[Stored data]
++++++++++

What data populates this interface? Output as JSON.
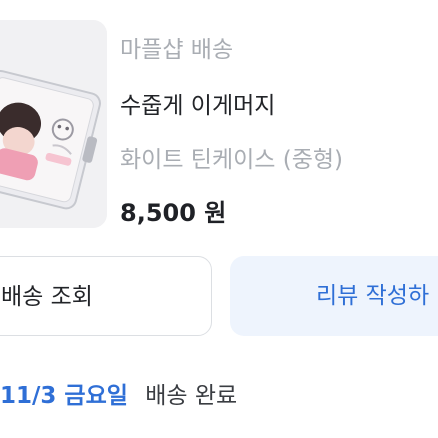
{
  "product": {
    "shop_label": "마플샵 배송",
    "name": "수줍게 이게머지",
    "option": "화이트 틴케이스 (중형)",
    "price": "8,500 원",
    "image_icon": "tin-case-product-photo"
  },
  "actions": {
    "track_label": "배송 조회",
    "review_label": "리뷰 작성하"
  },
  "delivery": {
    "date": "11/3 금요일",
    "status": "배송 완료"
  },
  "colors": {
    "accent": "#2f6fd6",
    "review_bg": "#eef4fd",
    "muted_text": "#a9adb3"
  }
}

++++++++++

What is required: Repeat each record exactly, with the pictures left out.

Task response:
What data populates this interface? Output as JSON.
{
  "product": {
    "shop_label": "마플샵 배송",
    "name": "수줍게 이게머지",
    "option": "화이트 틴케이스 (중형)",
    "price": "8,500 원",
    "image_icon": "tin-case-product-photo"
  },
  "actions": {
    "track_label": "배송 조회",
    "review_label": "리뷰 작성하"
  },
  "delivery": {
    "date": "11/3 금요일",
    "status": "배송 완료"
  },
  "colors": {
    "accent": "#2f6fd6",
    "review_bg": "#eef4fd",
    "muted_text": "#a9adb3"
  }
}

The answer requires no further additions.